Saved data entries:
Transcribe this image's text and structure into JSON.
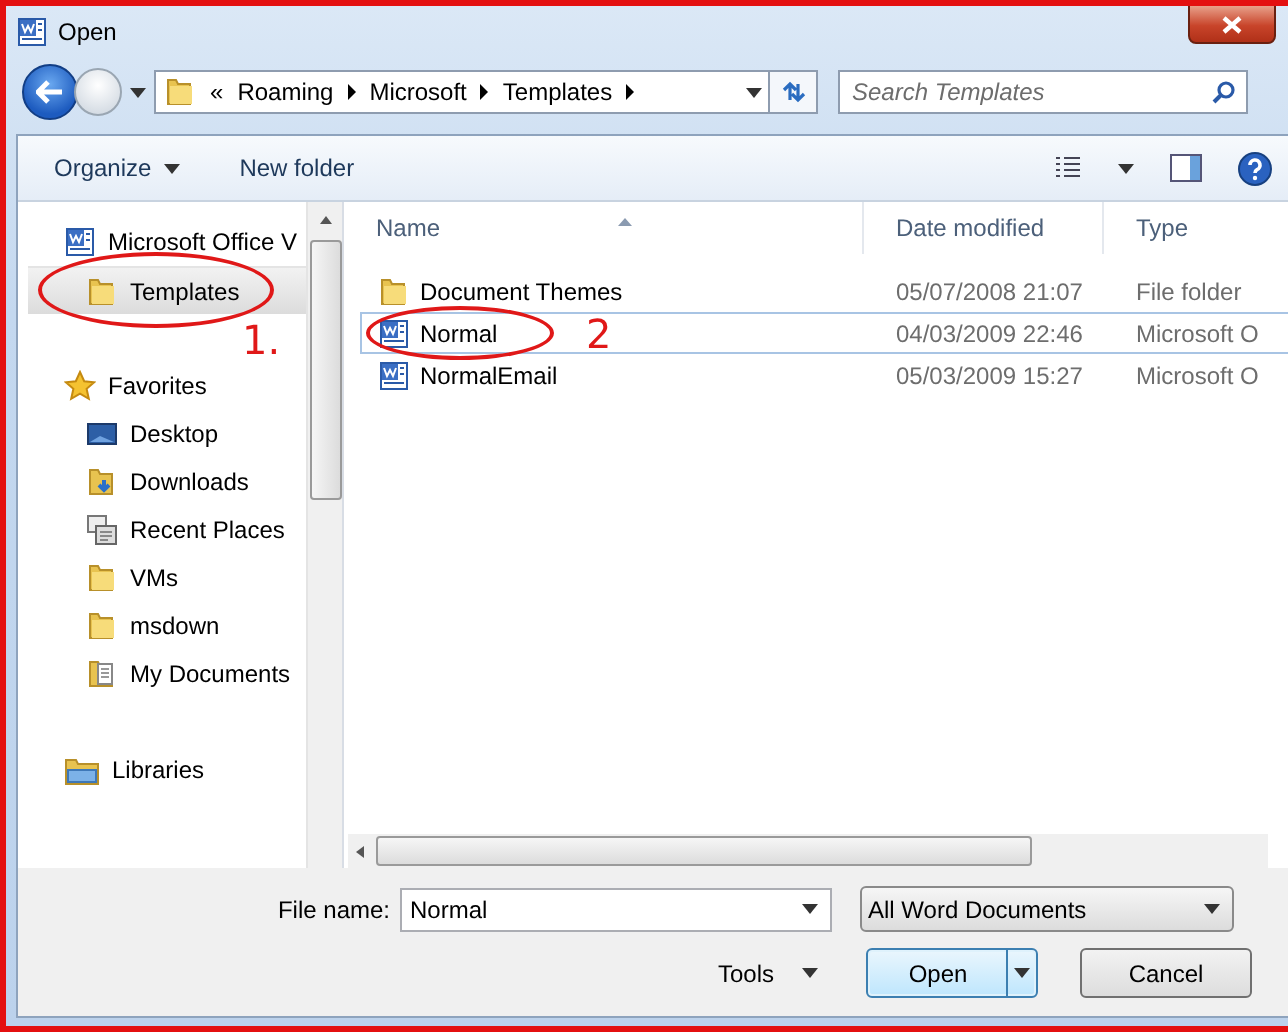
{
  "window": {
    "title": "Open"
  },
  "address": {
    "overflow": "«",
    "crumbs": [
      "Roaming",
      "Microsoft",
      "Templates"
    ]
  },
  "search": {
    "placeholder": "Search Templates"
  },
  "toolbar": {
    "organize": "Organize",
    "new_folder": "New folder"
  },
  "sidebar": {
    "groups": [
      {
        "label": "Microsoft Office V",
        "kind": "word",
        "selected": false,
        "children": [
          {
            "label": "Templates",
            "kind": "folder",
            "selected": true,
            "annotation": "1."
          }
        ]
      },
      {
        "label": "Favorites",
        "kind": "star",
        "selected": false,
        "children": [
          {
            "label": "Desktop",
            "kind": "desktop",
            "selected": false
          },
          {
            "label": "Downloads",
            "kind": "downloads",
            "selected": false
          },
          {
            "label": "Recent Places",
            "kind": "recent",
            "selected": false
          },
          {
            "label": "VMs",
            "kind": "folder",
            "selected": false
          },
          {
            "label": "msdown",
            "kind": "folder",
            "selected": false
          },
          {
            "label": "My Documents",
            "kind": "documents",
            "selected": false
          }
        ]
      },
      {
        "label": "Libraries",
        "kind": "library",
        "selected": false
      }
    ]
  },
  "file_list": {
    "columns": [
      "Name",
      "Date modified",
      "Type"
    ],
    "rows": [
      {
        "name": "Document Themes",
        "date": "05/07/2008 21:07",
        "type": "File folder",
        "kind": "folder",
        "selected": false
      },
      {
        "name": "Normal",
        "date": "04/03/2009 22:46",
        "type": "Microsoft O",
        "kind": "word",
        "selected": true,
        "annotation": "2"
      },
      {
        "name": "NormalEmail",
        "date": "05/03/2009 15:27",
        "type": "Microsoft O",
        "kind": "word",
        "selected": false
      }
    ]
  },
  "footer": {
    "file_name_label": "File name:",
    "file_name": "Normal",
    "file_type": "All Word Documents",
    "tools": "Tools",
    "open": "Open",
    "cancel": "Cancel"
  }
}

• **TASK TO COMPLETE**
Write out the records above exactly as they stand, leaving out every picture.

• **FINAL RESULT**
Transcribe this image's text and structure into JSON.
{
  "window": {
    "title": "Open"
  },
  "address": {
    "overflow": "«",
    "crumbs": [
      "Roaming",
      "Microsoft",
      "Templates"
    ]
  },
  "search": {
    "placeholder": "Search Templates"
  },
  "toolbar": {
    "organize": "Organize",
    "new_folder": "New folder"
  },
  "sidebar": {
    "groups": [
      {
        "label": "Microsoft Office V",
        "kind": "word",
        "selected": false,
        "children": [
          {
            "label": "Templates",
            "kind": "folder",
            "selected": true,
            "annotation": "1."
          }
        ]
      },
      {
        "label": "Favorites",
        "kind": "star",
        "selected": false,
        "children": [
          {
            "label": "Desktop",
            "kind": "desktop",
            "selected": false
          },
          {
            "label": "Downloads",
            "kind": "downloads",
            "selected": false
          },
          {
            "label": "Recent Places",
            "kind": "recent",
            "selected": false
          },
          {
            "label": "VMs",
            "kind": "folder",
            "selected": false
          },
          {
            "label": "msdown",
            "kind": "folder",
            "selected": false
          },
          {
            "label": "My Documents",
            "kind": "documents",
            "selected": false
          }
        ]
      },
      {
        "label": "Libraries",
        "kind": "library",
        "selected": false
      }
    ]
  },
  "file_list": {
    "columns": [
      "Name",
      "Date modified",
      "Type"
    ],
    "rows": [
      {
        "name": "Document Themes",
        "date": "05/07/2008 21:07",
        "type": "File folder",
        "kind": "folder",
        "selected": false
      },
      {
        "name": "Normal",
        "date": "04/03/2009 22:46",
        "type": "Microsoft O",
        "kind": "word",
        "selected": true,
        "annotation": "2"
      },
      {
        "name": "NormalEmail",
        "date": "05/03/2009 15:27",
        "type": "Microsoft O",
        "kind": "word",
        "selected": false
      }
    ]
  },
  "footer": {
    "file_name_label": "File name:",
    "file_name": "Normal",
    "file_type": "All Word Documents",
    "tools": "Tools",
    "open": "Open",
    "cancel": "Cancel"
  }
}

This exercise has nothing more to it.